Exercise:
In the records below, reproduce verbatim every line from the one containing "- Text: cell" through the one containing "- Text: ■: ■: [69, 357, 81, 370]", inclusive.
** BEGIN Information shown **
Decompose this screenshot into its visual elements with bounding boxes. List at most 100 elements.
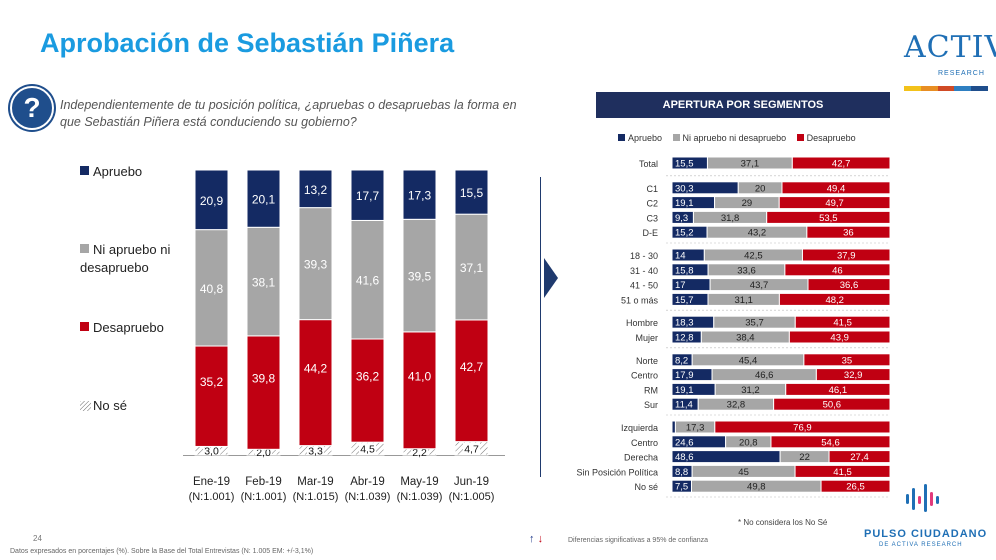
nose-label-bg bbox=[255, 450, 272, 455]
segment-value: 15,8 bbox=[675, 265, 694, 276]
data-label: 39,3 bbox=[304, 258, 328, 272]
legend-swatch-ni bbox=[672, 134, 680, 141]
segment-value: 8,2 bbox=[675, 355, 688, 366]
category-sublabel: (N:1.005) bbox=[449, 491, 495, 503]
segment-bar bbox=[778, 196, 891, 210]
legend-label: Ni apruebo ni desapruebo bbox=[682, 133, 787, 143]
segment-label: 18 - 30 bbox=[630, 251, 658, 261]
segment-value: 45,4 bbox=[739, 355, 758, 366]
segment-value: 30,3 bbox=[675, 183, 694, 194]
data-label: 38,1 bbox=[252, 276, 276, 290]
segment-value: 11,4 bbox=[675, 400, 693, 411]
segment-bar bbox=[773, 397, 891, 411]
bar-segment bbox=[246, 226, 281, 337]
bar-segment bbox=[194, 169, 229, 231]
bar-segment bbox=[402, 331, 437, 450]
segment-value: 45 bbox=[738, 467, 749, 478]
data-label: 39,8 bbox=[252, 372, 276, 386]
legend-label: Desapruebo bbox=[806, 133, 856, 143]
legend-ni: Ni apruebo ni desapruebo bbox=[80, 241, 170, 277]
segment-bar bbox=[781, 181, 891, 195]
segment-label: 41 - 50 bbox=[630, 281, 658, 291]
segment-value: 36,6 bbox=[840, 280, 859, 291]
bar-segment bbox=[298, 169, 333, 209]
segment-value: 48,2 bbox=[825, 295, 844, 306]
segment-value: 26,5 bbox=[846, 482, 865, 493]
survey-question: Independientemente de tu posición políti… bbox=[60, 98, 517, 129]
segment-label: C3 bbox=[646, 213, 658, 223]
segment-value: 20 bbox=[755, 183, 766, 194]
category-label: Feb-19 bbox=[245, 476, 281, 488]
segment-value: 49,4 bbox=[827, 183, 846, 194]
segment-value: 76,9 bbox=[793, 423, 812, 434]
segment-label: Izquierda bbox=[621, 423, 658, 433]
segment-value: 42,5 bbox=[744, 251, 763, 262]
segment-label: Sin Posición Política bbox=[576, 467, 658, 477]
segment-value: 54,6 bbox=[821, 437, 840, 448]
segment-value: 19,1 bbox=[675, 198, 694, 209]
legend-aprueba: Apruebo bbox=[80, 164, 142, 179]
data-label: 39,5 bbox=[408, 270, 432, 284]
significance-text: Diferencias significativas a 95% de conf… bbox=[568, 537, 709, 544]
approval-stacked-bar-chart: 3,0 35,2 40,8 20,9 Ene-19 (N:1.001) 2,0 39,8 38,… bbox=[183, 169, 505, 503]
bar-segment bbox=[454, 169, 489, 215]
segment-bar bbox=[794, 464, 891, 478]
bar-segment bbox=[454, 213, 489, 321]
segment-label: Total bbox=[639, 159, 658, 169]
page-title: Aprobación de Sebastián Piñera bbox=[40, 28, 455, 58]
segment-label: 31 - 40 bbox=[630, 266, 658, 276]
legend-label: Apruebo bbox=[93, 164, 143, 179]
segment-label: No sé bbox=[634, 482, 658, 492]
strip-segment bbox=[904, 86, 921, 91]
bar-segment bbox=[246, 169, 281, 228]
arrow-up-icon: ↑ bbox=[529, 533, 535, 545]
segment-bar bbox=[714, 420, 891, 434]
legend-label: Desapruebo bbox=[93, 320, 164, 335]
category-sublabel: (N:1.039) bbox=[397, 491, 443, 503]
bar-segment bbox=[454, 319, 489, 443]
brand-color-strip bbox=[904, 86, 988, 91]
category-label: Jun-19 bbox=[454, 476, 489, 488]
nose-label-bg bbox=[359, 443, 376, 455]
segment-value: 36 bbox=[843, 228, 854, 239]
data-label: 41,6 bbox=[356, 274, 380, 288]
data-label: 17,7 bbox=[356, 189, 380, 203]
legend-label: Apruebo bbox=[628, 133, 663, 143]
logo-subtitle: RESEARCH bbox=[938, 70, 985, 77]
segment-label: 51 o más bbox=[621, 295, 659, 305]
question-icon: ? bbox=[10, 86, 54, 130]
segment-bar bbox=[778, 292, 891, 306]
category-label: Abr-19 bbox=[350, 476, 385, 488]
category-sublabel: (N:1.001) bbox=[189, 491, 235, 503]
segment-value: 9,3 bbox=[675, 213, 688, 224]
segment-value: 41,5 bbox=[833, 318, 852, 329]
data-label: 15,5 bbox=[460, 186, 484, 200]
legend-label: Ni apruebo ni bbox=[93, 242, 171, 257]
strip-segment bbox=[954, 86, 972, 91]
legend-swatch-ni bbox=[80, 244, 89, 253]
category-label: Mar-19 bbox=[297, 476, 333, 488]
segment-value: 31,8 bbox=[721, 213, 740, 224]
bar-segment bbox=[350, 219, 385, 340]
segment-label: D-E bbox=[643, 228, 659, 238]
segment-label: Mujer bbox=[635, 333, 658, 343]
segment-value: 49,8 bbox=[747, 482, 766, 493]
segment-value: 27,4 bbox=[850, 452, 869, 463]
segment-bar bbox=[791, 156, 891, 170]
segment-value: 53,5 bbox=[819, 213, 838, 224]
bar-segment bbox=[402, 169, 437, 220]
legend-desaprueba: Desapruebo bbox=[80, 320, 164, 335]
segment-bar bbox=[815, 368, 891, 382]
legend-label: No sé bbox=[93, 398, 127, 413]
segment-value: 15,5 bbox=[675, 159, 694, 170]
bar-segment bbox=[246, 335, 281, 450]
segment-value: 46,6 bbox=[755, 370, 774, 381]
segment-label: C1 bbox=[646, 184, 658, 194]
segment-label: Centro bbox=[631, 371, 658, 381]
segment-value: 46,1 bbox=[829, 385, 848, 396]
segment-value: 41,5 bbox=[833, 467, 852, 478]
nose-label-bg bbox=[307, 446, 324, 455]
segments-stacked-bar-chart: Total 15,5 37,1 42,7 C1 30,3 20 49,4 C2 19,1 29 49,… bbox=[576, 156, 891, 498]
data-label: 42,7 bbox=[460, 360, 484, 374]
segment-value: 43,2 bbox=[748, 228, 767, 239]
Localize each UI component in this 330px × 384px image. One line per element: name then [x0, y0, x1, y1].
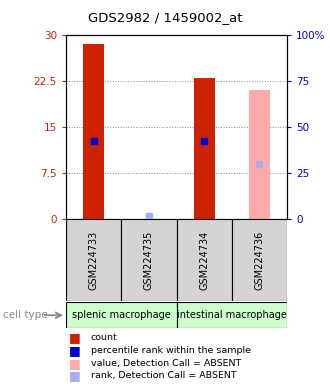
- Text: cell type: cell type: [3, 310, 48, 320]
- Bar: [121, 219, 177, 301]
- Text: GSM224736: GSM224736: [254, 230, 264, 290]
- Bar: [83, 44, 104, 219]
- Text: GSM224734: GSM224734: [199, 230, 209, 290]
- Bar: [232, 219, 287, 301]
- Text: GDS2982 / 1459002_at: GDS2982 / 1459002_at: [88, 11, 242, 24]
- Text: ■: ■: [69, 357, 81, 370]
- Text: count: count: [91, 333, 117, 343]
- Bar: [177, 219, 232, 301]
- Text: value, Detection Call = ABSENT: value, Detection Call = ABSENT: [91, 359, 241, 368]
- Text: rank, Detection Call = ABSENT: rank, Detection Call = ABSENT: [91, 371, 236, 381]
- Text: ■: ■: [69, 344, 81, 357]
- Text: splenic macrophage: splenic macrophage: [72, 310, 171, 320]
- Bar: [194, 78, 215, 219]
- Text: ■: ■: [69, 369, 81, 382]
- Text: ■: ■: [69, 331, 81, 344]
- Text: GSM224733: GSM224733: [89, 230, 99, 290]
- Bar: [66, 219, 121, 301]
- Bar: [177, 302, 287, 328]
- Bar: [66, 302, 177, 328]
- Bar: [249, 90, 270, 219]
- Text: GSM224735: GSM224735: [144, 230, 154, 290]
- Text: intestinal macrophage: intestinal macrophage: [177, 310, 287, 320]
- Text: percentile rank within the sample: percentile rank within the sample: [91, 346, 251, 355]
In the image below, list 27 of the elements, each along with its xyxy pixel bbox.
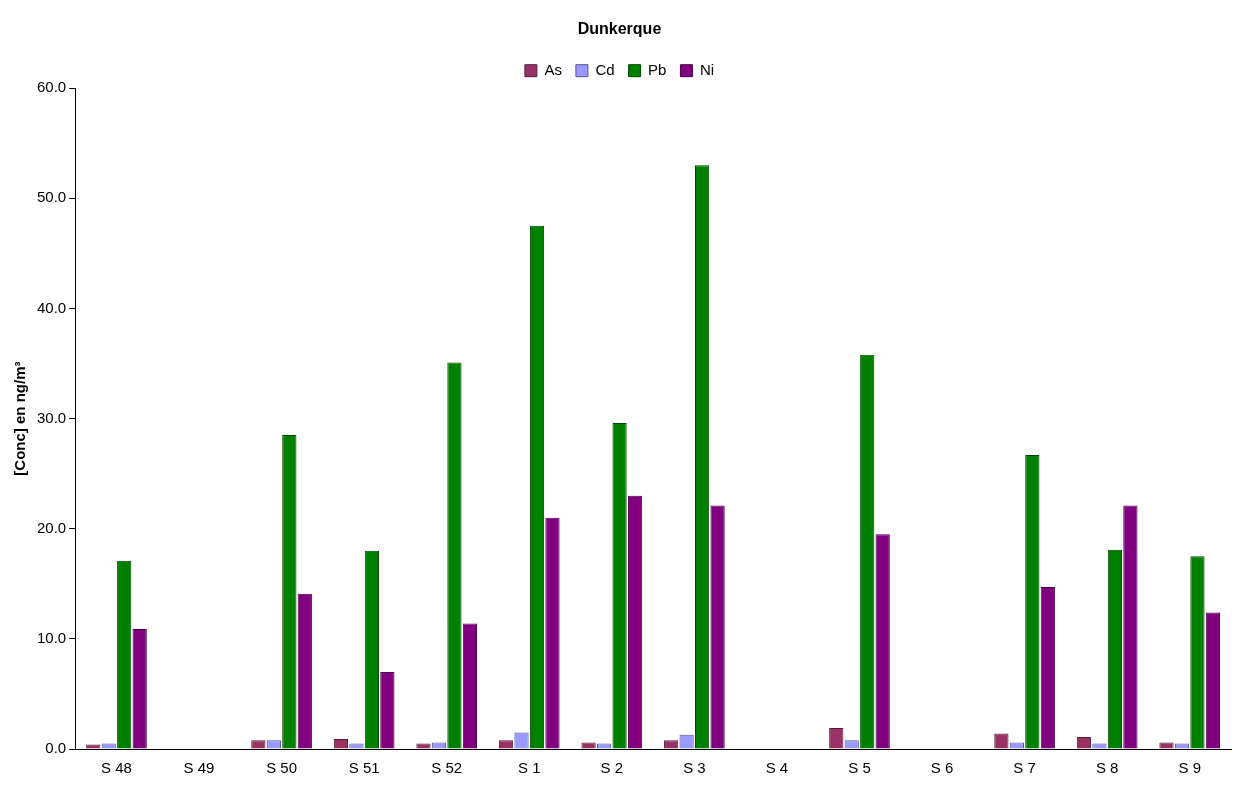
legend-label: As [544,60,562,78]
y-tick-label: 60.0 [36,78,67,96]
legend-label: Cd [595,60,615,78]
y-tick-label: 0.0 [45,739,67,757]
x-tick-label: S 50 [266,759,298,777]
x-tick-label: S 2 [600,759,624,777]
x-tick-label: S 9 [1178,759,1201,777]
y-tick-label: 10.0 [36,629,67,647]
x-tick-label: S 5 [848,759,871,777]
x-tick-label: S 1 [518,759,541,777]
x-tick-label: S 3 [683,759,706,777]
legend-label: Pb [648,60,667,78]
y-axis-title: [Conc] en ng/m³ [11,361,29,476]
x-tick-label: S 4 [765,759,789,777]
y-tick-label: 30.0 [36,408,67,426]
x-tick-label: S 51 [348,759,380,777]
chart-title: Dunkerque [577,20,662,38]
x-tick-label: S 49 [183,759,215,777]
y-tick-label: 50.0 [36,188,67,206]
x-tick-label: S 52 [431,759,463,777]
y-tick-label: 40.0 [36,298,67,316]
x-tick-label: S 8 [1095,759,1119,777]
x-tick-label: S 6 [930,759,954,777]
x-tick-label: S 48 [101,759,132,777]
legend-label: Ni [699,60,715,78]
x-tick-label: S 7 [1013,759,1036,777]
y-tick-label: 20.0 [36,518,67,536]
** END Information shown **
Solution to this problem:
- Text: cell type: cell type: [3, 310, 48, 320]
- Bar: [121, 219, 177, 301]
- Text: GSM224736: GSM224736: [254, 230, 264, 290]
- Bar: [83, 44, 104, 219]
- Text: GSM224734: GSM224734: [199, 230, 209, 290]
- Bar: [232, 219, 287, 301]
- Text: GDS2982 / 1459002_at: GDS2982 / 1459002_at: [88, 11, 242, 24]
- Text: ■: ■: [69, 357, 81, 370]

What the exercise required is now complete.